Requirements =>
Copy out each line featuring the string "data" from the entries beneath.

═══

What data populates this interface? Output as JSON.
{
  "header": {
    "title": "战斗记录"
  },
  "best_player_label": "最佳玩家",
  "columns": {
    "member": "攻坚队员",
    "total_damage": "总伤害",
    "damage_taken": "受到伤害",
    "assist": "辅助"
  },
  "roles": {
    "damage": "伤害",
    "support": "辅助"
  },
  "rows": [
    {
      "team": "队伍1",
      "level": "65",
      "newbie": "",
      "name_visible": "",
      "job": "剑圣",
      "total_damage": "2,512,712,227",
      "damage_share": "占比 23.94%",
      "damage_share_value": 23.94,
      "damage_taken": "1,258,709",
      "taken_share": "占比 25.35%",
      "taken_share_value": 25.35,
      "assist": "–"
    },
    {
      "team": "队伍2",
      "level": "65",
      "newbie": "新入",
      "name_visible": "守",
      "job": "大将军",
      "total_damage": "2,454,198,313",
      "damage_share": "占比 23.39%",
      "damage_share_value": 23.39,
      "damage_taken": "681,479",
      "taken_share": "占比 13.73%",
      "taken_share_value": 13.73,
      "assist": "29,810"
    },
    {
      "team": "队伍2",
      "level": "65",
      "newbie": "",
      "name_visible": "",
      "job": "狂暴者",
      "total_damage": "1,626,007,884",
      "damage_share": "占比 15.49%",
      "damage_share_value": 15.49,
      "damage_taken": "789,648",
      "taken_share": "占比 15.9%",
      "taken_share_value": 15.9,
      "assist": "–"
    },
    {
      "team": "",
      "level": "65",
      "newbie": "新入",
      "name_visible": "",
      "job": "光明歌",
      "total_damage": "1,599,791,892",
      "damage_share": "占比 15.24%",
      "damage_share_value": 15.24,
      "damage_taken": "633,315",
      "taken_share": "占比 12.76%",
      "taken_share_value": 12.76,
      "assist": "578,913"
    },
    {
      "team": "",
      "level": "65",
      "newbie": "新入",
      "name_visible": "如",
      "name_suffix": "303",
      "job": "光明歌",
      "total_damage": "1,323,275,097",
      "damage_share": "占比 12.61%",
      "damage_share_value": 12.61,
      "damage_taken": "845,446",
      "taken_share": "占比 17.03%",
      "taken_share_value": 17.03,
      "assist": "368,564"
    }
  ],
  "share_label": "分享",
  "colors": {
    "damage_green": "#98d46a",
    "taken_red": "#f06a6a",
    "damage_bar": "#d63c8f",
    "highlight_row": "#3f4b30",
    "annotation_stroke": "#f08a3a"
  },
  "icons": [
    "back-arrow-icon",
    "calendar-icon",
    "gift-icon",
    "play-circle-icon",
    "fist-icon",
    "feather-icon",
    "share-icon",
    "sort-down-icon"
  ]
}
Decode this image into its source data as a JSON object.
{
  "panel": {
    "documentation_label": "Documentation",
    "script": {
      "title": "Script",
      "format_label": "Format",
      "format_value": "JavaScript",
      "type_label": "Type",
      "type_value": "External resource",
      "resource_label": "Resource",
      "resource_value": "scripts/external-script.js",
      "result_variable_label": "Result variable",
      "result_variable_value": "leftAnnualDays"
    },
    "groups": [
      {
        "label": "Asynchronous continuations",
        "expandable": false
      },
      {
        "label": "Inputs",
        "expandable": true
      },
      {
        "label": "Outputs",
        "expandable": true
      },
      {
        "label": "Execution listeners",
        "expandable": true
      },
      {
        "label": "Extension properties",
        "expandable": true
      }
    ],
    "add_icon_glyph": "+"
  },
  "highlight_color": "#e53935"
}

═══

Exercise answer =>
What data populates this interface? Output as JSON.
Decode this image into its source data as a JSON object.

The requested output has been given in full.